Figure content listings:
▶

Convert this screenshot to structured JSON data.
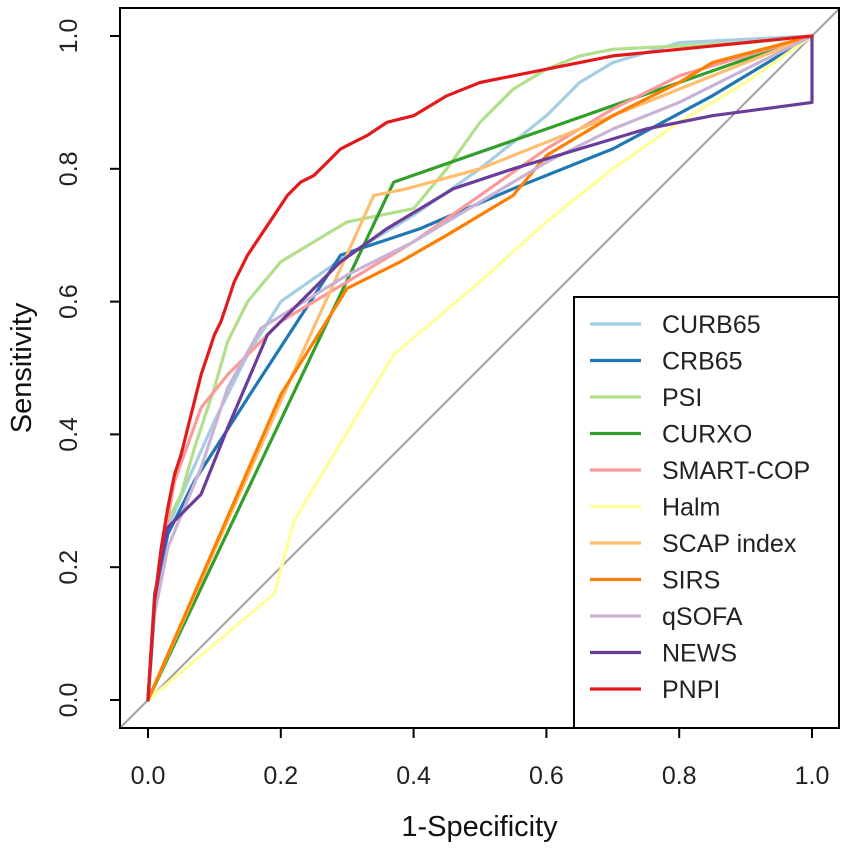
{
  "chart_data": {
    "type": "line",
    "title": "",
    "xlabel": "1-Specificity",
    "ylabel": "Sensitivity",
    "xlim": [
      0,
      1
    ],
    "ylim": [
      0,
      1
    ],
    "xticks": [
      0,
      0.2,
      0.4,
      0.6,
      0.8,
      1
    ],
    "xtick_labels": [
      "0.0",
      "0.2",
      "0.4",
      "0.6",
      "0.8",
      "1.0"
    ],
    "yticks": [
      0,
      0.2,
      0.4,
      0.6,
      0.8,
      1
    ],
    "ytick_labels": [
      "0.0",
      "0.2",
      "0.4",
      "0.6",
      "0.8",
      "1.0"
    ],
    "grid": false,
    "legend_position": "bottom-right",
    "reference_line": {
      "name": "chance",
      "x": [
        0,
        1
      ],
      "y": [
        0,
        1
      ],
      "color": "#a0a0a0"
    },
    "series": [
      {
        "name": "CURB65",
        "color": "#a6cee3",
        "x": [
          0,
          0.01,
          0.03,
          0.06,
          0.1,
          0.15,
          0.2,
          0.3,
          0.4,
          0.5,
          0.6,
          0.65,
          0.7,
          0.8,
          1
        ],
        "y": [
          0,
          0.15,
          0.26,
          0.33,
          0.42,
          0.52,
          0.6,
          0.67,
          0.73,
          0.8,
          0.88,
          0.93,
          0.96,
          0.99,
          1
        ]
      },
      {
        "name": "CRB65",
        "color": "#1f78b4",
        "x": [
          0,
          0.01,
          0.03,
          0.07,
          0.16,
          0.29,
          0.41,
          0.55,
          0.7,
          0.85,
          1
        ],
        "y": [
          0,
          0.16,
          0.25,
          0.33,
          0.47,
          0.67,
          0.71,
          0.77,
          0.83,
          0.91,
          1
        ]
      },
      {
        "name": "PSI",
        "color": "#b2df8a",
        "x": [
          0,
          0.005,
          0.01,
          0.02,
          0.03,
          0.05,
          0.07,
          0.1,
          0.12,
          0.15,
          0.2,
          0.25,
          0.3,
          0.35,
          0.4,
          0.45,
          0.5,
          0.55,
          0.6,
          0.65,
          0.7,
          0.8,
          0.9,
          1
        ],
        "y": [
          0,
          0.08,
          0.15,
          0.22,
          0.27,
          0.31,
          0.38,
          0.47,
          0.54,
          0.6,
          0.66,
          0.69,
          0.72,
          0.73,
          0.74,
          0.8,
          0.87,
          0.92,
          0.95,
          0.97,
          0.98,
          0.985,
          0.99,
          1
        ]
      },
      {
        "name": "CURXO",
        "color": "#33a02c",
        "x": [
          0,
          0.37,
          0.6,
          0.8,
          1
        ],
        "y": [
          0,
          0.78,
          0.86,
          0.93,
          1
        ]
      },
      {
        "name": "SMART-COP",
        "color": "#fb9a99",
        "x": [
          0,
          0.01,
          0.02,
          0.04,
          0.08,
          0.12,
          0.2,
          0.3,
          0.4,
          0.5,
          0.6,
          0.7,
          0.8,
          0.9,
          1
        ],
        "y": [
          0,
          0.14,
          0.22,
          0.33,
          0.44,
          0.49,
          0.57,
          0.63,
          0.69,
          0.76,
          0.83,
          0.89,
          0.94,
          0.97,
          1
        ]
      },
      {
        "name": "Halm",
        "color": "#ffff99",
        "x": [
          0,
          0.19,
          0.22,
          0.37,
          0.5,
          0.6,
          0.7,
          0.8,
          0.9,
          1
        ],
        "y": [
          0,
          0.16,
          0.27,
          0.52,
          0.63,
          0.72,
          0.8,
          0.87,
          0.93,
          1
        ]
      },
      {
        "name": "SCAP index",
        "color": "#fdbf6f",
        "x": [
          0,
          0.24,
          0.34,
          0.39,
          0.5,
          0.6,
          0.7,
          0.8,
          0.9,
          1
        ],
        "y": [
          0,
          0.54,
          0.76,
          0.77,
          0.8,
          0.84,
          0.88,
          0.92,
          0.96,
          1
        ]
      },
      {
        "name": "SIRS",
        "color": "#ff7f00",
        "x": [
          0,
          0.2,
          0.3,
          0.38,
          0.45,
          0.55,
          0.6,
          0.7,
          0.8,
          0.85,
          1
        ],
        "y": [
          0,
          0.46,
          0.62,
          0.66,
          0.7,
          0.76,
          0.82,
          0.88,
          0.93,
          0.96,
          1
        ]
      },
      {
        "name": "qSOFA",
        "color": "#cab2d6",
        "x": [
          0,
          0.01,
          0.03,
          0.08,
          0.12,
          0.17,
          0.3,
          0.4,
          0.5,
          0.6,
          0.7,
          0.8,
          0.9,
          1
        ],
        "y": [
          0,
          0.13,
          0.23,
          0.35,
          0.47,
          0.56,
          0.64,
          0.69,
          0.75,
          0.81,
          0.86,
          0.9,
          0.95,
          1
        ]
      },
      {
        "name": "NEWS",
        "color": "#6a3d9a",
        "x": [
          0,
          0.005,
          0.01,
          0.02,
          0.03,
          0.05,
          0.08,
          0.12,
          0.18,
          0.29,
          0.36,
          0.46,
          0.55,
          0.65,
          0.75,
          0.85,
          1,
          1,
          1
        ],
        "y": [
          0,
          0.07,
          0.15,
          0.21,
          0.26,
          0.28,
          0.31,
          0.41,
          0.55,
          0.66,
          0.71,
          0.77,
          0.8,
          0.83,
          0.86,
          0.88,
          0.9,
          1,
          1
        ]
      },
      {
        "name": "PNPI",
        "color": "#e31a1c",
        "x": [
          0,
          0.005,
          0.01,
          0.02,
          0.03,
          0.04,
          0.05,
          0.06,
          0.07,
          0.08,
          0.09,
          0.1,
          0.11,
          0.12,
          0.13,
          0.14,
          0.15,
          0.17,
          0.19,
          0.21,
          0.23,
          0.25,
          0.27,
          0.29,
          0.31,
          0.33,
          0.36,
          0.4,
          0.45,
          0.5,
          0.55,
          0.6,
          0.65,
          0.7,
          0.8,
          0.9,
          1
        ],
        "y": [
          0,
          0.08,
          0.15,
          0.23,
          0.29,
          0.34,
          0.37,
          0.41,
          0.45,
          0.49,
          0.52,
          0.55,
          0.57,
          0.6,
          0.63,
          0.65,
          0.67,
          0.7,
          0.73,
          0.76,
          0.78,
          0.79,
          0.81,
          0.83,
          0.84,
          0.85,
          0.87,
          0.88,
          0.91,
          0.93,
          0.94,
          0.95,
          0.96,
          0.97,
          0.98,
          0.99,
          1
        ]
      }
    ]
  }
}
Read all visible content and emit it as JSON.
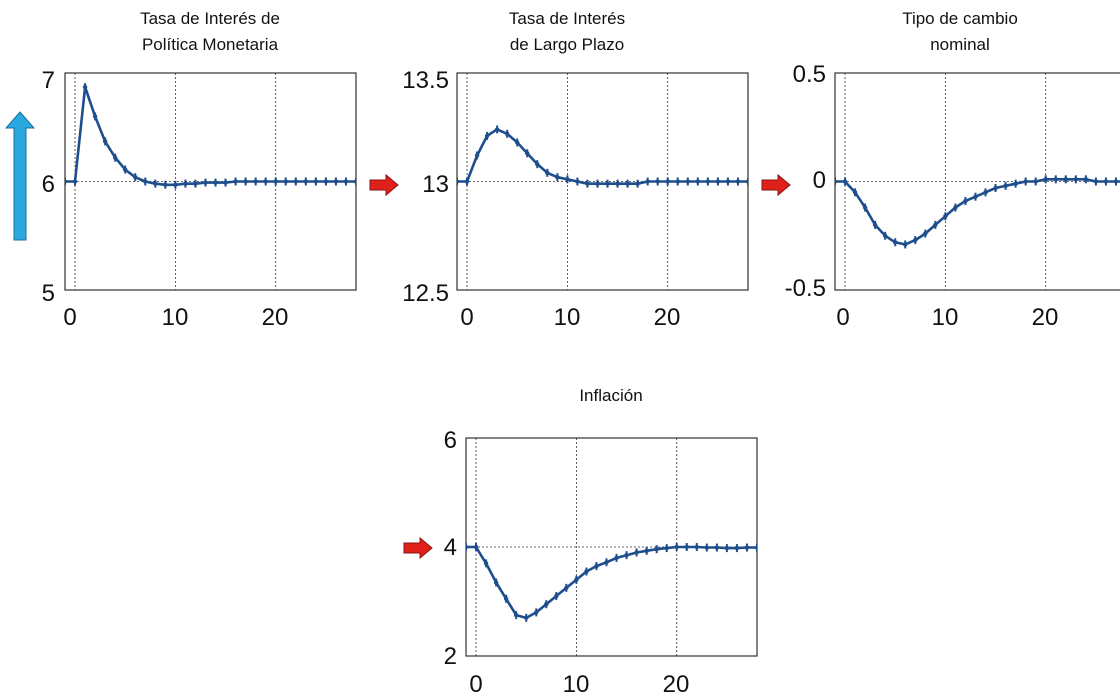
{
  "colors": {
    "series": "#1f4e8c",
    "frame": "#333333",
    "grid": "#333333",
    "up_arrow": "#29a8e0",
    "right_arrow": "#e0201b"
  },
  "chart_data": [
    {
      "type": "line",
      "title": [
        "Tasa de Interés de",
        "Política Monetaria"
      ],
      "xlim": [
        -1,
        28
      ],
      "ylim": [
        5,
        7
      ],
      "xticks": [
        0,
        10,
        20
      ],
      "yticks": [
        5,
        6,
        7
      ],
      "xtick_labels": [
        "0",
        "10",
        "20"
      ],
      "ytick_labels": [
        "5",
        "6",
        "7"
      ],
      "grid": "dotted",
      "x": [
        -1,
        0,
        1,
        2,
        3,
        4,
        5,
        6,
        7,
        8,
        9,
        10,
        11,
        12,
        13,
        14,
        15,
        16,
        17,
        18,
        19,
        20,
        21,
        22,
        23,
        24,
        25,
        26,
        27,
        28
      ],
      "y": [
        6,
        6,
        6.87,
        6.6,
        6.37,
        6.22,
        6.11,
        6.04,
        6.0,
        5.98,
        5.97,
        5.97,
        5.98,
        5.98,
        5.99,
        5.99,
        5.99,
        6.0,
        6.0,
        6.0,
        6.0,
        6.0,
        6.0,
        6.0,
        6.0,
        6.0,
        6.0,
        6.0,
        6.0,
        6.0
      ],
      "indicator": "up-arrow"
    },
    {
      "type": "line",
      "title": [
        "Tasa de Interés",
        "de Largo Plazo"
      ],
      "xlim": [
        -1,
        28
      ],
      "ylim": [
        12.5,
        13.5
      ],
      "xticks": [
        0,
        10,
        20
      ],
      "yticks": [
        12.5,
        13,
        13.5
      ],
      "xtick_labels": [
        "0",
        "10",
        "20"
      ],
      "ytick_labels": [
        "12.5",
        "13",
        "13.5"
      ],
      "grid": "dotted",
      "x": [
        -1,
        0,
        1,
        2,
        3,
        4,
        5,
        6,
        7,
        8,
        9,
        10,
        11,
        12,
        13,
        14,
        15,
        16,
        17,
        18,
        19,
        20,
        21,
        22,
        23,
        24,
        25,
        26,
        27,
        28
      ],
      "y": [
        13,
        13,
        13.12,
        13.21,
        13.24,
        13.22,
        13.18,
        13.13,
        13.08,
        13.04,
        13.02,
        13.01,
        13.0,
        12.99,
        12.99,
        12.99,
        12.99,
        12.99,
        12.99,
        13.0,
        13.0,
        13.0,
        13.0,
        13.0,
        13.0,
        13.0,
        13.0,
        13.0,
        13.0,
        13.0
      ],
      "indicator": "right-arrow"
    },
    {
      "type": "line",
      "title": [
        "Tipo de cambio",
        "nominal"
      ],
      "xlim": [
        -1,
        28
      ],
      "ylim": [
        -0.5,
        0.5
      ],
      "xticks": [
        0,
        10,
        20
      ],
      "yticks": [
        -0.5,
        0,
        0.5
      ],
      "xtick_labels": [
        "0",
        "10",
        "20"
      ],
      "ytick_labels": [
        "-0.5",
        "0",
        "0.5"
      ],
      "grid": "dotted",
      "x": [
        -1,
        0,
        1,
        2,
        3,
        4,
        5,
        6,
        7,
        8,
        9,
        10,
        11,
        12,
        13,
        14,
        15,
        16,
        17,
        18,
        19,
        20,
        21,
        22,
        23,
        24,
        25,
        26,
        27,
        28
      ],
      "y": [
        0,
        0,
        -0.05,
        -0.12,
        -0.2,
        -0.25,
        -0.28,
        -0.29,
        -0.27,
        -0.24,
        -0.2,
        -0.16,
        -0.12,
        -0.09,
        -0.07,
        -0.05,
        -0.03,
        -0.02,
        -0.01,
        0.0,
        0.0,
        0.01,
        0.01,
        0.01,
        0.01,
        0.01,
        0.0,
        0.0,
        0.0,
        0.0
      ],
      "indicator": "right-arrow"
    },
    {
      "type": "line",
      "title": [
        "Inflación"
      ],
      "xlim": [
        -1,
        28
      ],
      "ylim": [
        2,
        6
      ],
      "xticks": [
        0,
        10,
        20
      ],
      "yticks": [
        2,
        4,
        6
      ],
      "xtick_labels": [
        "0",
        "10",
        "20"
      ],
      "ytick_labels": [
        "2",
        "4",
        "6"
      ],
      "grid": "dotted",
      "x": [
        -1,
        0,
        1,
        2,
        3,
        4,
        5,
        6,
        7,
        8,
        9,
        10,
        11,
        12,
        13,
        14,
        15,
        16,
        17,
        18,
        19,
        20,
        21,
        22,
        23,
        24,
        25,
        26,
        27,
        28
      ],
      "y": [
        4,
        4,
        3.7,
        3.35,
        3.05,
        2.75,
        2.7,
        2.8,
        2.95,
        3.1,
        3.25,
        3.4,
        3.55,
        3.65,
        3.72,
        3.8,
        3.85,
        3.9,
        3.93,
        3.96,
        3.98,
        4.0,
        4.0,
        4.0,
        3.99,
        3.99,
        3.98,
        3.98,
        3.99,
        3.99
      ],
      "indicator": "right-arrow"
    }
  ]
}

◀

— REQUIRED TASK —
Extract each line from the entries above that contains the string "JSON".

— COMPLETE OUTPUT —
Convert this screenshot to structured JSON data.
Read all visible content and emit it as JSON.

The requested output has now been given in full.